Dataset items
+ + + +
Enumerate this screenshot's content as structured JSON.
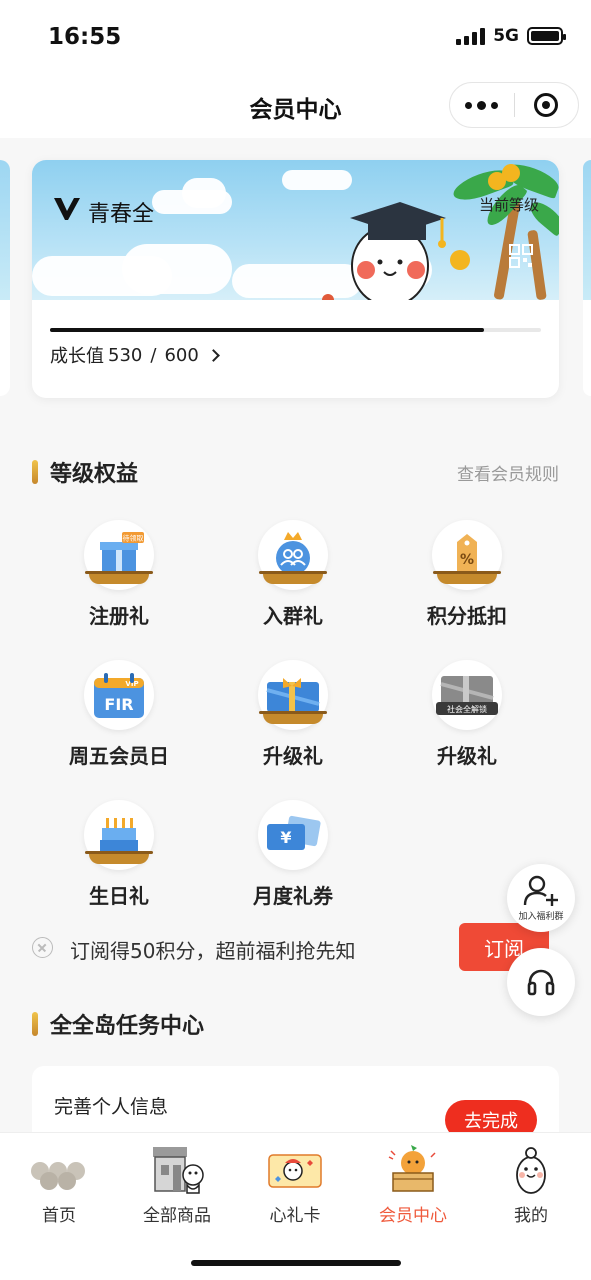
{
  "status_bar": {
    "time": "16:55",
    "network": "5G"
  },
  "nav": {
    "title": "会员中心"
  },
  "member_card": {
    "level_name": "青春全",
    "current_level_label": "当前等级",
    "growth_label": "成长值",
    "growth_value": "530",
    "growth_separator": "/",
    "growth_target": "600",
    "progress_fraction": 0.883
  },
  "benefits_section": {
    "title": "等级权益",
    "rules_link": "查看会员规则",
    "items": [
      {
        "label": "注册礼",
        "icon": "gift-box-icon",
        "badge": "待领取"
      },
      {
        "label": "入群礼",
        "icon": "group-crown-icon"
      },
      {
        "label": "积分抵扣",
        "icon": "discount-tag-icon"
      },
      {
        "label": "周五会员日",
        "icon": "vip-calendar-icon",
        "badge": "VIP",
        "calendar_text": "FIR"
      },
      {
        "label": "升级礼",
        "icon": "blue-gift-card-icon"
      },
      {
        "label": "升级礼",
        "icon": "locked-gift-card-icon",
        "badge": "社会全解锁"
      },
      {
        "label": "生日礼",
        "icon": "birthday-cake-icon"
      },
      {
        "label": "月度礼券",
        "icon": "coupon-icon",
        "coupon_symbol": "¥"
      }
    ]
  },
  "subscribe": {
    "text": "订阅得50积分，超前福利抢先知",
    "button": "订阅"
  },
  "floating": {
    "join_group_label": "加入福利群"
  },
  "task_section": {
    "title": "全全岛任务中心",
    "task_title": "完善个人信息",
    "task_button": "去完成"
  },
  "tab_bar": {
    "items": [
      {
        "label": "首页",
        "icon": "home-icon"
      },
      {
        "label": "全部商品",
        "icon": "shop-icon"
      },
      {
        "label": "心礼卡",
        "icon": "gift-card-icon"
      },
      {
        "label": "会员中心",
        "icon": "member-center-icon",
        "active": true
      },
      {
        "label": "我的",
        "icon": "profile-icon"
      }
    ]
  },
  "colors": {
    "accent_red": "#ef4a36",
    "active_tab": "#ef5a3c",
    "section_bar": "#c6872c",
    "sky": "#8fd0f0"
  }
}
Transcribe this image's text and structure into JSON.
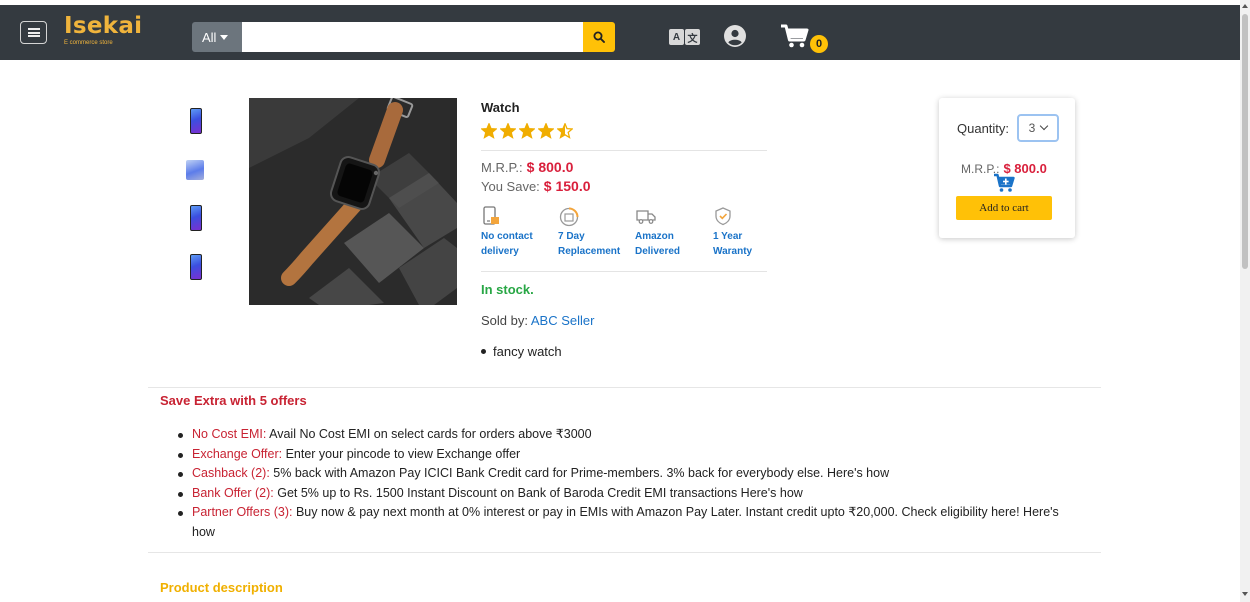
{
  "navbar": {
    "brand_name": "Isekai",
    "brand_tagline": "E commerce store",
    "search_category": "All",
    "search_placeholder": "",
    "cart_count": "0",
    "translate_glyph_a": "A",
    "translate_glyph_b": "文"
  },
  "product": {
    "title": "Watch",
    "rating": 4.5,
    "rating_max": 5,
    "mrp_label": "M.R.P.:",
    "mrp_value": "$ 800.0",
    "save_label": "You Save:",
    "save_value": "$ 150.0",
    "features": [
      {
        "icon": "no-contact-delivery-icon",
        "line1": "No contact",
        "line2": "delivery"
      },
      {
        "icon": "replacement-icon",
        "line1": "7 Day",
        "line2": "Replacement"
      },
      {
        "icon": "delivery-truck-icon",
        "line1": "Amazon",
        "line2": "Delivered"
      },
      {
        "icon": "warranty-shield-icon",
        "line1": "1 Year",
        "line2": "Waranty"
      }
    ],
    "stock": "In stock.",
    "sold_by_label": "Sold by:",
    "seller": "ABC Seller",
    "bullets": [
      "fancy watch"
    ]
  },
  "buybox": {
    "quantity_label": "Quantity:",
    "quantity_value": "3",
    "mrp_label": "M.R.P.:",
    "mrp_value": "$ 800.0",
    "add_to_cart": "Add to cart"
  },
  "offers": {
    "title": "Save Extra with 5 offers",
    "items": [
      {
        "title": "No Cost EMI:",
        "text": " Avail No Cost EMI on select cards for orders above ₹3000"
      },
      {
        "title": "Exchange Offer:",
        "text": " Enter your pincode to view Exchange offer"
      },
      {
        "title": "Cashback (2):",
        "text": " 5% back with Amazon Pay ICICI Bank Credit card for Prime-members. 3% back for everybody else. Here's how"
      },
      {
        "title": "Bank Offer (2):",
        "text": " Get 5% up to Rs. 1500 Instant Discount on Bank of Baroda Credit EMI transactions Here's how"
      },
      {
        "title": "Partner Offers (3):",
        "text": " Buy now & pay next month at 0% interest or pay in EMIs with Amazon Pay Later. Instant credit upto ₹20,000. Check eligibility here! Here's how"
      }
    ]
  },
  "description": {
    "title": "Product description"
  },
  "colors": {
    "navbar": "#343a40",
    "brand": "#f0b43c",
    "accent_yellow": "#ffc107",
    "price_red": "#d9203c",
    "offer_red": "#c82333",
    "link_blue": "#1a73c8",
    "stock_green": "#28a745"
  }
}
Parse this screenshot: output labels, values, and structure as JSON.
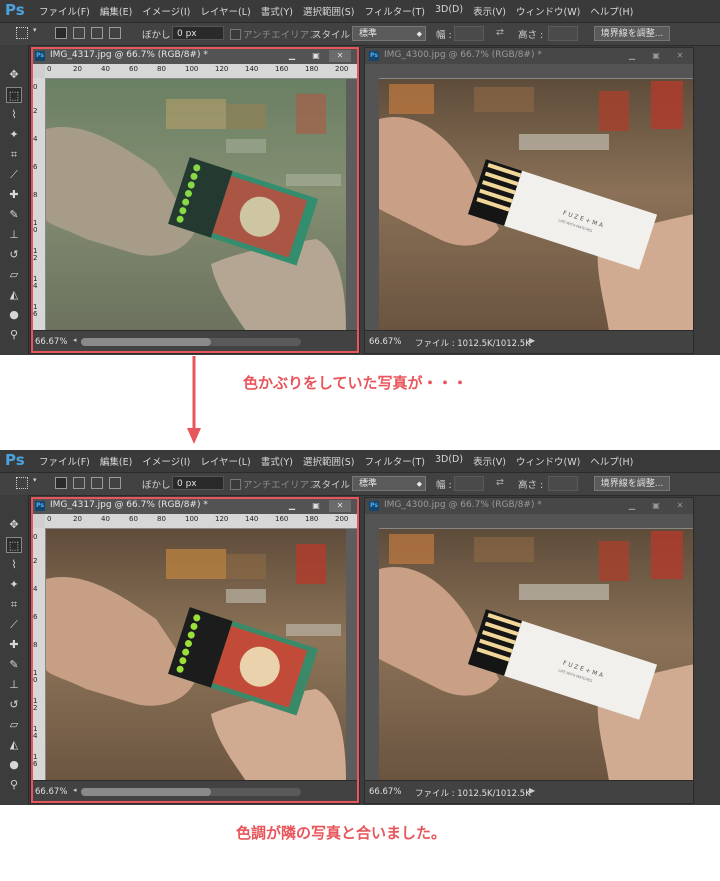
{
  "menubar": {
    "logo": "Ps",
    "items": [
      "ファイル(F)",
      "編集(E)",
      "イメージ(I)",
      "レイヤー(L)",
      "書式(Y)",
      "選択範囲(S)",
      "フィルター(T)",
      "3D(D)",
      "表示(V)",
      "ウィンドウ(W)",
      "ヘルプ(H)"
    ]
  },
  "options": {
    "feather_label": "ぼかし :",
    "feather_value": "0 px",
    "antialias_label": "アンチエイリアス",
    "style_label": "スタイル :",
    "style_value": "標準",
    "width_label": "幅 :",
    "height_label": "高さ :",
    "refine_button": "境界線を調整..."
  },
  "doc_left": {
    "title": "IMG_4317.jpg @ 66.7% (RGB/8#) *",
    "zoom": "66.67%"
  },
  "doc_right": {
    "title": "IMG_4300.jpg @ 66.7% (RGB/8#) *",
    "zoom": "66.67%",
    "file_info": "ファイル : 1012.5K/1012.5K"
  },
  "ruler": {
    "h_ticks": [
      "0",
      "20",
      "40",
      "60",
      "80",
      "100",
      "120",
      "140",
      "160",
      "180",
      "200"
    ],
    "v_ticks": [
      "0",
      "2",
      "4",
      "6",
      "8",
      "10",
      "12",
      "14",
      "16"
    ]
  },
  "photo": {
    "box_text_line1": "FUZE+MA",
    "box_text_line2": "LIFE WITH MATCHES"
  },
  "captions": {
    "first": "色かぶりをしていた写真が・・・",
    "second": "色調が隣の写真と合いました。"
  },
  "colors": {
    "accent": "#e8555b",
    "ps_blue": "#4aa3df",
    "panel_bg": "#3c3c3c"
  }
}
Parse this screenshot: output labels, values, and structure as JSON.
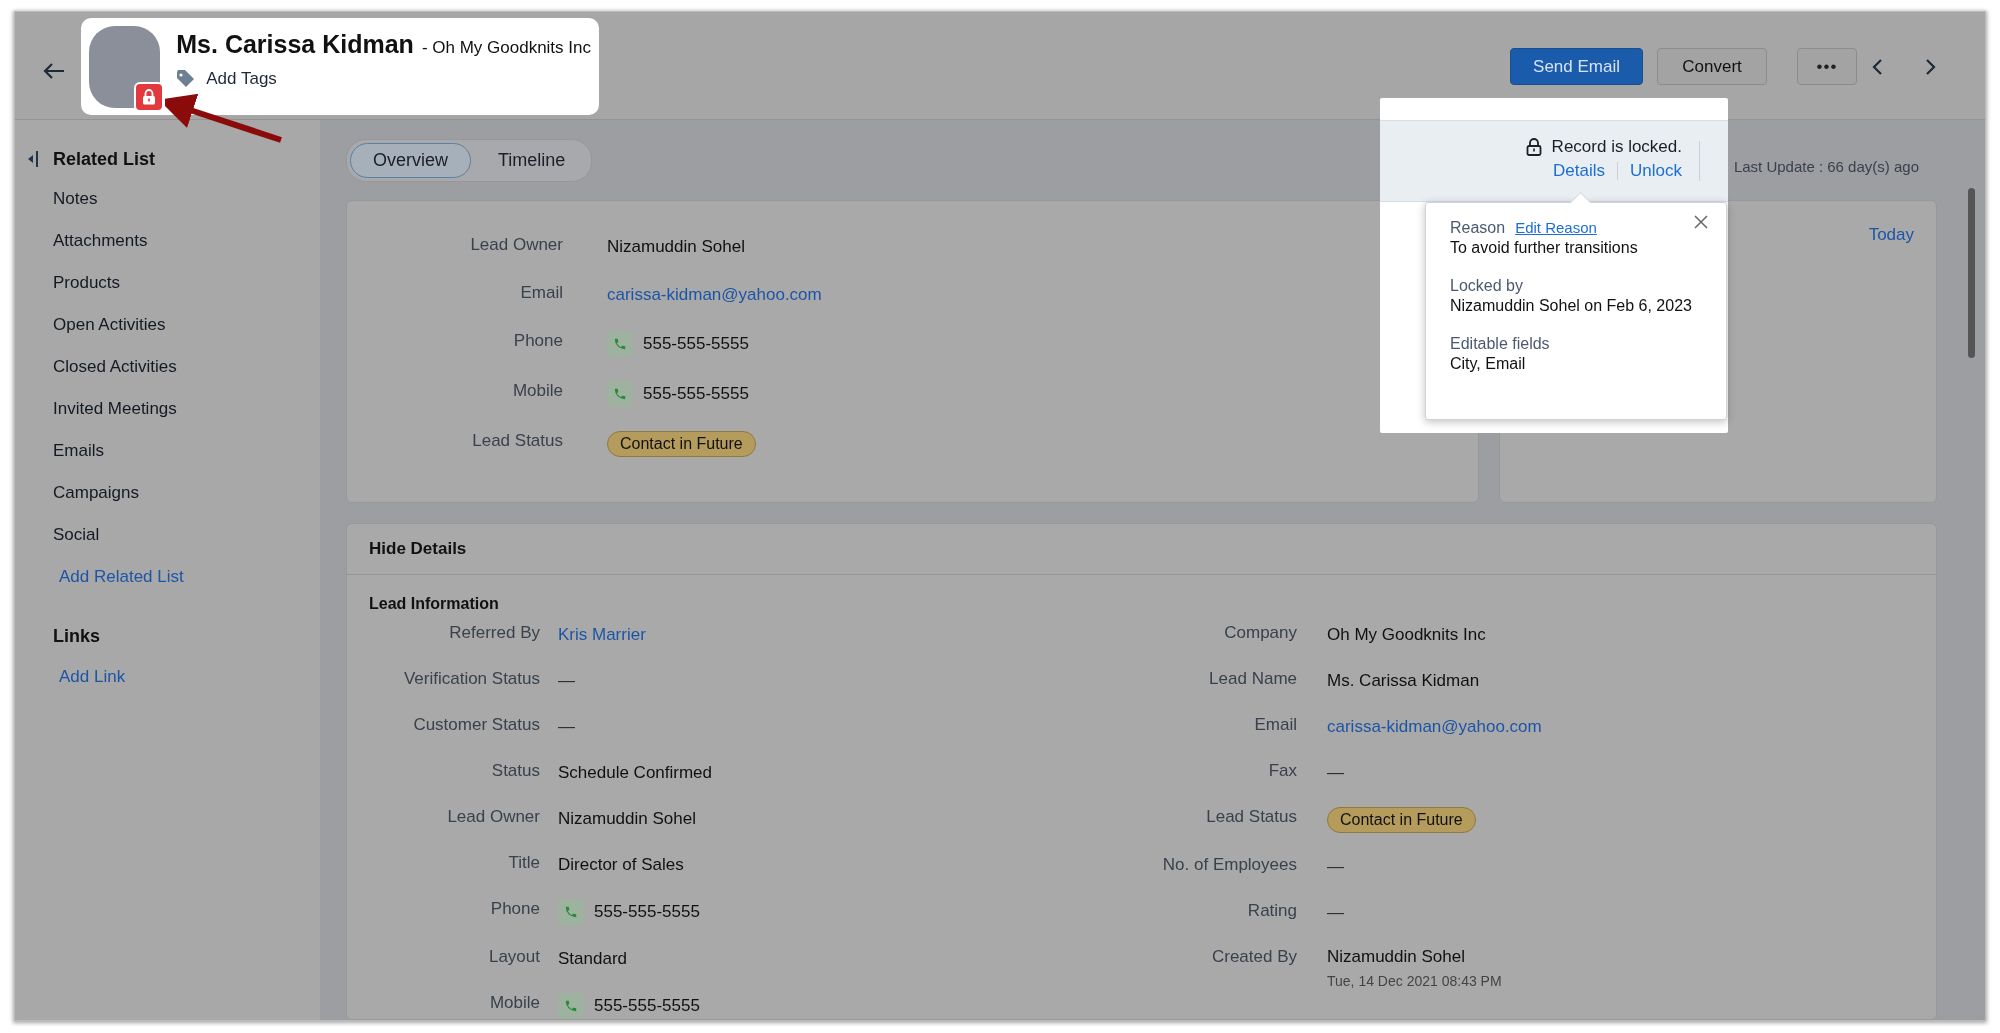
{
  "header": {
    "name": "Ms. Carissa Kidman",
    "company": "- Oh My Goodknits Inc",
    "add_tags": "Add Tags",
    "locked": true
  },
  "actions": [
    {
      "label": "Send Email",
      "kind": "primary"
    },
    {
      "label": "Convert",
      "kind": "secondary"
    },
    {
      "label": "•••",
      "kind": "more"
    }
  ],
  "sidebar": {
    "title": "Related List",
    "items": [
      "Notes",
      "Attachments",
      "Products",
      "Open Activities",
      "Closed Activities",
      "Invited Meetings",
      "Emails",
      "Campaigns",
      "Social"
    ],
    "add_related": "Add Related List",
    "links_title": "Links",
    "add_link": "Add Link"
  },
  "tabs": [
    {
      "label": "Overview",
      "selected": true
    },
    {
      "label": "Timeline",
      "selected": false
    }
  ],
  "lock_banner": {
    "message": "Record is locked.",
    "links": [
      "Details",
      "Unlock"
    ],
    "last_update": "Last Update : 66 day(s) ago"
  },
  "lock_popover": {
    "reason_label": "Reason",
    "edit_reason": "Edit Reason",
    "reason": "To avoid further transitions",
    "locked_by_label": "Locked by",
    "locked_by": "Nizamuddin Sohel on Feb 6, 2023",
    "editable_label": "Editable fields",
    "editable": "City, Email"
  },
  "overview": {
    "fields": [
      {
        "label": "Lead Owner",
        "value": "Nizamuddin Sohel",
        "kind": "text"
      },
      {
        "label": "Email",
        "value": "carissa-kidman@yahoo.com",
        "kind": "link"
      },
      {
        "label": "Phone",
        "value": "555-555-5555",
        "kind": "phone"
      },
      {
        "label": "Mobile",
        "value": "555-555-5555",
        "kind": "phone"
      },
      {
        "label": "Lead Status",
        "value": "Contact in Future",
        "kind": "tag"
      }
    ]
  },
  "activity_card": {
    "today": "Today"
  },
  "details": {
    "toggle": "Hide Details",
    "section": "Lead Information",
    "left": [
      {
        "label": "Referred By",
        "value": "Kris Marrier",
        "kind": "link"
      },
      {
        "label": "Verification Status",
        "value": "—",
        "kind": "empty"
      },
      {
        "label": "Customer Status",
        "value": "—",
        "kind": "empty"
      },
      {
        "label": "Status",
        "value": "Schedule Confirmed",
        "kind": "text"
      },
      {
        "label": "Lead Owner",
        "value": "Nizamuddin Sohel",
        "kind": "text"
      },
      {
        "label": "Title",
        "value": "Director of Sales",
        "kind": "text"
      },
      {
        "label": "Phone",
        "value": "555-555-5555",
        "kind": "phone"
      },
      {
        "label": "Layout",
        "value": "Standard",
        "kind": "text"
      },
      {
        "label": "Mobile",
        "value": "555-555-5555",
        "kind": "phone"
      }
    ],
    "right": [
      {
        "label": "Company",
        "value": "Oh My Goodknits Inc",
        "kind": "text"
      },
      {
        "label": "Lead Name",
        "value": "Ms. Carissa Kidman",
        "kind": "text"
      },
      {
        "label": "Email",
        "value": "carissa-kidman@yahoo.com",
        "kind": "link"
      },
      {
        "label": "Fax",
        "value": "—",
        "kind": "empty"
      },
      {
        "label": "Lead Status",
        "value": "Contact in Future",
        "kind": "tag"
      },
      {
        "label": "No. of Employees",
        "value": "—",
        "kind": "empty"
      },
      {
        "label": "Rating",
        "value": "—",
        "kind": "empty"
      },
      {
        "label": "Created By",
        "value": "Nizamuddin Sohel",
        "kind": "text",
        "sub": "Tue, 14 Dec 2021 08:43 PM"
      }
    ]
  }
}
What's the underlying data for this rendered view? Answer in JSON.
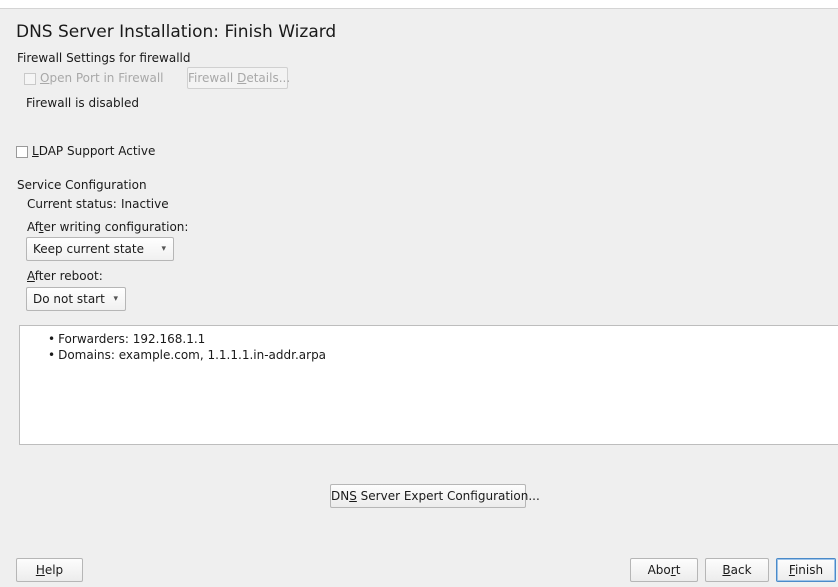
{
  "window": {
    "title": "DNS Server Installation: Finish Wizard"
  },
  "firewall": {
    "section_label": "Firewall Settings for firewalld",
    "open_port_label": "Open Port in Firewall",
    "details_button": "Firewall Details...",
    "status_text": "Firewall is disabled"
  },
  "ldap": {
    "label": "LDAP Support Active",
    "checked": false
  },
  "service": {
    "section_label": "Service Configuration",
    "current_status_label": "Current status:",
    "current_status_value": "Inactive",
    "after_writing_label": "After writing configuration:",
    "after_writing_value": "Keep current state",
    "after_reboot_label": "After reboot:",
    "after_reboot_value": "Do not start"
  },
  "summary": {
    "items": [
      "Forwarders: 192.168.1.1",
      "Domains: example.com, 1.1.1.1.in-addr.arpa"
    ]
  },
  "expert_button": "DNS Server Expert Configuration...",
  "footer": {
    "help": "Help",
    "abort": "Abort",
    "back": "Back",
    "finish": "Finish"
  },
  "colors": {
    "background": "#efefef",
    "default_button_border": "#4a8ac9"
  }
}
+ + + +
- [What is asked]:
How many lines in the data contain the string "Finish"? Respond with the number only.

- [Exercise result]:
2